(A block of data)
>>>>

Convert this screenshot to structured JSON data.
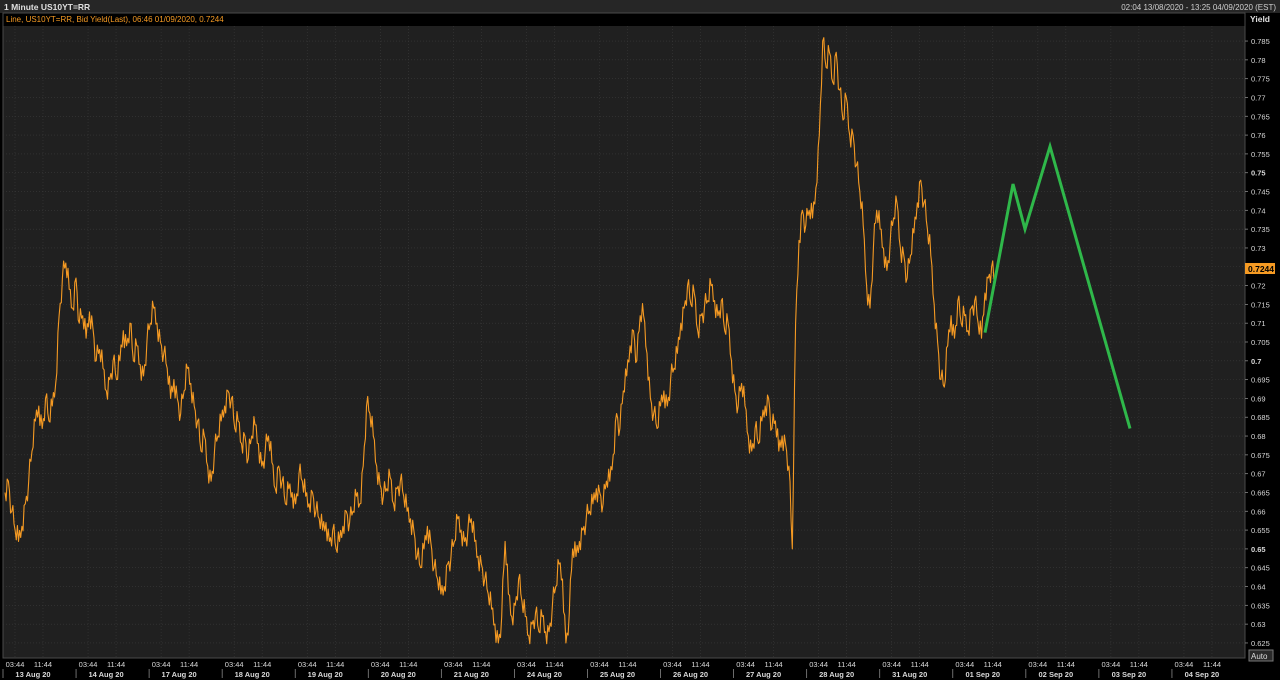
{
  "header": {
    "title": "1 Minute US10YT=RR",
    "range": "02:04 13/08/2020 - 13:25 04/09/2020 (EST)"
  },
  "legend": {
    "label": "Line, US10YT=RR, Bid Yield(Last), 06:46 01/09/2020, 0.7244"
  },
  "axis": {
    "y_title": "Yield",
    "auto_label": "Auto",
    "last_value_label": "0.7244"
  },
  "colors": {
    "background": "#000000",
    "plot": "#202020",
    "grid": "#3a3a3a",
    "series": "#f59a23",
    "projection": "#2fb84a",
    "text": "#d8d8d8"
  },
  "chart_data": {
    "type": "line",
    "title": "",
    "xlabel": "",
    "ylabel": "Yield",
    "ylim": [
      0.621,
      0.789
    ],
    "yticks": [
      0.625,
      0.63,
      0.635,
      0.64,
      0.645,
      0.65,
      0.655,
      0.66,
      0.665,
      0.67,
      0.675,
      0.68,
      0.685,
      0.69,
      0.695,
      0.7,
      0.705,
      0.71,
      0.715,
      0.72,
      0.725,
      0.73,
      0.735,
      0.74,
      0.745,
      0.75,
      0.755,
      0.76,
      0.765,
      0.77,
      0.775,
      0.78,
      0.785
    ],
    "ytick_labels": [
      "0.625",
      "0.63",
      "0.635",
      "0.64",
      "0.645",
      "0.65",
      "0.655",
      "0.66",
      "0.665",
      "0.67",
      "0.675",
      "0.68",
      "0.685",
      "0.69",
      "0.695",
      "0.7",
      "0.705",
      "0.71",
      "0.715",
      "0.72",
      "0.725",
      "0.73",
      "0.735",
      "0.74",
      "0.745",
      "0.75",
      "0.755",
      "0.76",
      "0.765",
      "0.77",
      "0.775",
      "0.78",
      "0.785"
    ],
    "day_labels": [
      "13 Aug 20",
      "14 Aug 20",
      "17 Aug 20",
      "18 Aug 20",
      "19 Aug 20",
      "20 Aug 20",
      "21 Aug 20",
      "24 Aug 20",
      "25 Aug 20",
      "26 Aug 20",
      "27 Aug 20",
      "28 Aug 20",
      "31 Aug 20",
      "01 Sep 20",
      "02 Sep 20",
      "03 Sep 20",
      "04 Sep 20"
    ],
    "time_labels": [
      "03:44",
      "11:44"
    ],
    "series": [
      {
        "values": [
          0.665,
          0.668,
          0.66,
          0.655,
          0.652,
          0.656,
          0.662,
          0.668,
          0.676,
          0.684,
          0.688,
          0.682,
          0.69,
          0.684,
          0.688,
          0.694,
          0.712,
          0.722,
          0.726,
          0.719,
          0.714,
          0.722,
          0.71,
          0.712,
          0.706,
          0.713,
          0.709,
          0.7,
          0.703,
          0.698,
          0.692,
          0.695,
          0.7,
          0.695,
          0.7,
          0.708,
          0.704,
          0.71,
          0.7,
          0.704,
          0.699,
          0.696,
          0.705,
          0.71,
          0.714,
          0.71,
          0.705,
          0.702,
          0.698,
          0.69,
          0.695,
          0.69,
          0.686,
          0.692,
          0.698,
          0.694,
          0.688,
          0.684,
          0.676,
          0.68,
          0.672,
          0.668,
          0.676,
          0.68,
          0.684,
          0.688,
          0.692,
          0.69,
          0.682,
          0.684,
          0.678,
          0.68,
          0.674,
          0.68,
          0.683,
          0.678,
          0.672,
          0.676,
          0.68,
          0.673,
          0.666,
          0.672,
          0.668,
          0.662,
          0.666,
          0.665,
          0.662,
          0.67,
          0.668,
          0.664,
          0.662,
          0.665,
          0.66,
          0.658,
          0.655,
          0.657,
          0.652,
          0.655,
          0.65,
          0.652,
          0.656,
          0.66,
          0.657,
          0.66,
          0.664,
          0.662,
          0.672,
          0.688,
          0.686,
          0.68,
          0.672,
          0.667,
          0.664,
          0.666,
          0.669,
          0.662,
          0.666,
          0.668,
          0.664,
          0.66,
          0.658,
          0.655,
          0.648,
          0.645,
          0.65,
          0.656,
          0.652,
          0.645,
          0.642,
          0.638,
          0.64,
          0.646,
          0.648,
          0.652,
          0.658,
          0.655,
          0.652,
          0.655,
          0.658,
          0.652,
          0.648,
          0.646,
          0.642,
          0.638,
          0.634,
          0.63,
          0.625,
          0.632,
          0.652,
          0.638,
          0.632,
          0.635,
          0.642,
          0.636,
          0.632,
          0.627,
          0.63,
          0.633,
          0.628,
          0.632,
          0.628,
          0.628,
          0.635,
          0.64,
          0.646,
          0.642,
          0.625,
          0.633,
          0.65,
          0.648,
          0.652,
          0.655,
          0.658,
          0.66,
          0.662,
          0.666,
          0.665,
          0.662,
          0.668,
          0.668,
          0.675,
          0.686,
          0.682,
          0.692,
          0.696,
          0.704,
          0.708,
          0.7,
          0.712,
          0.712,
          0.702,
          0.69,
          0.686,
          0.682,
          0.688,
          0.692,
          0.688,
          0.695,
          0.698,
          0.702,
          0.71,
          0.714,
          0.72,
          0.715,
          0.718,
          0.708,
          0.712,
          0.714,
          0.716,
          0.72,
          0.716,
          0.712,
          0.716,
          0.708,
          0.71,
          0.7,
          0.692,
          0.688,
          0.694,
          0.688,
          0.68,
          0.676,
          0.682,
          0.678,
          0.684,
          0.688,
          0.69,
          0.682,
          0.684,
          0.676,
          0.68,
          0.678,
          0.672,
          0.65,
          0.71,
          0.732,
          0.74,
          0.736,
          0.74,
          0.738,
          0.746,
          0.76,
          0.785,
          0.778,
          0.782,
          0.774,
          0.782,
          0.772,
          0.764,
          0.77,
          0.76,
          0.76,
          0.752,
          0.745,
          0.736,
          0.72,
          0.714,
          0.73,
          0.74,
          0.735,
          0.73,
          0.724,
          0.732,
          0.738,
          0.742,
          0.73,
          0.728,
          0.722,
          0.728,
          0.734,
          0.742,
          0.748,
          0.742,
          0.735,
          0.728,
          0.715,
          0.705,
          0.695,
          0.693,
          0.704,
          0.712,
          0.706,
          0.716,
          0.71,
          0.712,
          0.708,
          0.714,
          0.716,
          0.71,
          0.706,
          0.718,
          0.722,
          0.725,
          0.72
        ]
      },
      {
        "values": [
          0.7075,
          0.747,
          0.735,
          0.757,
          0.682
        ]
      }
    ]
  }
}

<<<<

• [What is required]: Do not include images; quote all of the entries above exactly.

• [Answer in full]:
Convert this screenshot to structured JSON data.
{
  "header": {
    "title": "1 Minute US10YT=RR",
    "range": "02:04 13/08/2020 - 13:25 04/09/2020 (EST)"
  },
  "legend": {
    "label": "Line, US10YT=RR, Bid Yield(Last), 06:46 01/09/2020, 0.7244"
  },
  "axis": {
    "y_title": "Yield",
    "auto_label": "Auto",
    "last_value_label": "0.7244"
  },
  "colors": {
    "background": "#000000",
    "plot": "#202020",
    "grid": "#3a3a3a",
    "series": "#f59a23",
    "projection": "#2fb84a",
    "text": "#d8d8d8"
  },
  "chart_data": {
    "type": "line",
    "title": "",
    "xlabel": "",
    "ylabel": "Yield",
    "ylim": [
      0.621,
      0.789
    ],
    "yticks": [
      0.625,
      0.63,
      0.635,
      0.64,
      0.645,
      0.65,
      0.655,
      0.66,
      0.665,
      0.67,
      0.675,
      0.68,
      0.685,
      0.69,
      0.695,
      0.7,
      0.705,
      0.71,
      0.715,
      0.72,
      0.725,
      0.73,
      0.735,
      0.74,
      0.745,
      0.75,
      0.755,
      0.76,
      0.765,
      0.77,
      0.775,
      0.78,
      0.785
    ],
    "ytick_labels": [
      "0.625",
      "0.63",
      "0.635",
      "0.64",
      "0.645",
      "0.65",
      "0.655",
      "0.66",
      "0.665",
      "0.67",
      "0.675",
      "0.68",
      "0.685",
      "0.69",
      "0.695",
      "0.7",
      "0.705",
      "0.71",
      "0.715",
      "0.72",
      "0.725",
      "0.73",
      "0.735",
      "0.74",
      "0.745",
      "0.75",
      "0.755",
      "0.76",
      "0.765",
      "0.77",
      "0.775",
      "0.78",
      "0.785"
    ],
    "day_labels": [
      "13 Aug 20",
      "14 Aug 20",
      "17 Aug 20",
      "18 Aug 20",
      "19 Aug 20",
      "20 Aug 20",
      "21 Aug 20",
      "24 Aug 20",
      "25 Aug 20",
      "26 Aug 20",
      "27 Aug 20",
      "28 Aug 20",
      "31 Aug 20",
      "01 Sep 20",
      "02 Sep 20",
      "03 Sep 20",
      "04 Sep 20"
    ],
    "time_labels": [
      "03:44",
      "11:44"
    ],
    "series": [
      {
        "values": [
          0.665,
          0.668,
          0.66,
          0.655,
          0.652,
          0.656,
          0.662,
          0.668,
          0.676,
          0.684,
          0.688,
          0.682,
          0.69,
          0.684,
          0.688,
          0.694,
          0.712,
          0.722,
          0.726,
          0.719,
          0.714,
          0.722,
          0.71,
          0.712,
          0.706,
          0.713,
          0.709,
          0.7,
          0.703,
          0.698,
          0.692,
          0.695,
          0.7,
          0.695,
          0.7,
          0.708,
          0.704,
          0.71,
          0.7,
          0.704,
          0.699,
          0.696,
          0.705,
          0.71,
          0.714,
          0.71,
          0.705,
          0.702,
          0.698,
          0.69,
          0.695,
          0.69,
          0.686,
          0.692,
          0.698,
          0.694,
          0.688,
          0.684,
          0.676,
          0.68,
          0.672,
          0.668,
          0.676,
          0.68,
          0.684,
          0.688,
          0.692,
          0.69,
          0.682,
          0.684,
          0.678,
          0.68,
          0.674,
          0.68,
          0.683,
          0.678,
          0.672,
          0.676,
          0.68,
          0.673,
          0.666,
          0.672,
          0.668,
          0.662,
          0.666,
          0.665,
          0.662,
          0.67,
          0.668,
          0.664,
          0.662,
          0.665,
          0.66,
          0.658,
          0.655,
          0.657,
          0.652,
          0.655,
          0.65,
          0.652,
          0.656,
          0.66,
          0.657,
          0.66,
          0.664,
          0.662,
          0.672,
          0.688,
          0.686,
          0.68,
          0.672,
          0.667,
          0.664,
          0.666,
          0.669,
          0.662,
          0.666,
          0.668,
          0.664,
          0.66,
          0.658,
          0.655,
          0.648,
          0.645,
          0.65,
          0.656,
          0.652,
          0.645,
          0.642,
          0.638,
          0.64,
          0.646,
          0.648,
          0.652,
          0.658,
          0.655,
          0.652,
          0.655,
          0.658,
          0.652,
          0.648,
          0.646,
          0.642,
          0.638,
          0.634,
          0.63,
          0.625,
          0.632,
          0.652,
          0.638,
          0.632,
          0.635,
          0.642,
          0.636,
          0.632,
          0.627,
          0.63,
          0.633,
          0.628,
          0.632,
          0.628,
          0.628,
          0.635,
          0.64,
          0.646,
          0.642,
          0.625,
          0.633,
          0.65,
          0.648,
          0.652,
          0.655,
          0.658,
          0.66,
          0.662,
          0.666,
          0.665,
          0.662,
          0.668,
          0.668,
          0.675,
          0.686,
          0.682,
          0.692,
          0.696,
          0.704,
          0.708,
          0.7,
          0.712,
          0.712,
          0.702,
          0.69,
          0.686,
          0.682,
          0.688,
          0.692,
          0.688,
          0.695,
          0.698,
          0.702,
          0.71,
          0.714,
          0.72,
          0.715,
          0.718,
          0.708,
          0.712,
          0.714,
          0.716,
          0.72,
          0.716,
          0.712,
          0.716,
          0.708,
          0.71,
          0.7,
          0.692,
          0.688,
          0.694,
          0.688,
          0.68,
          0.676,
          0.682,
          0.678,
          0.684,
          0.688,
          0.69,
          0.682,
          0.684,
          0.676,
          0.68,
          0.678,
          0.672,
          0.65,
          0.71,
          0.732,
          0.74,
          0.736,
          0.74,
          0.738,
          0.746,
          0.76,
          0.785,
          0.778,
          0.782,
          0.774,
          0.782,
          0.772,
          0.764,
          0.77,
          0.76,
          0.76,
          0.752,
          0.745,
          0.736,
          0.72,
          0.714,
          0.73,
          0.74,
          0.735,
          0.73,
          0.724,
          0.732,
          0.738,
          0.742,
          0.73,
          0.728,
          0.722,
          0.728,
          0.734,
          0.742,
          0.748,
          0.742,
          0.735,
          0.728,
          0.715,
          0.705,
          0.695,
          0.693,
          0.704,
          0.712,
          0.706,
          0.716,
          0.71,
          0.712,
          0.708,
          0.714,
          0.716,
          0.71,
          0.706,
          0.718,
          0.722,
          0.725,
          0.72
        ]
      },
      {
        "values": [
          0.7075,
          0.747,
          0.735,
          0.757,
          0.682
        ]
      }
    ]
  }
}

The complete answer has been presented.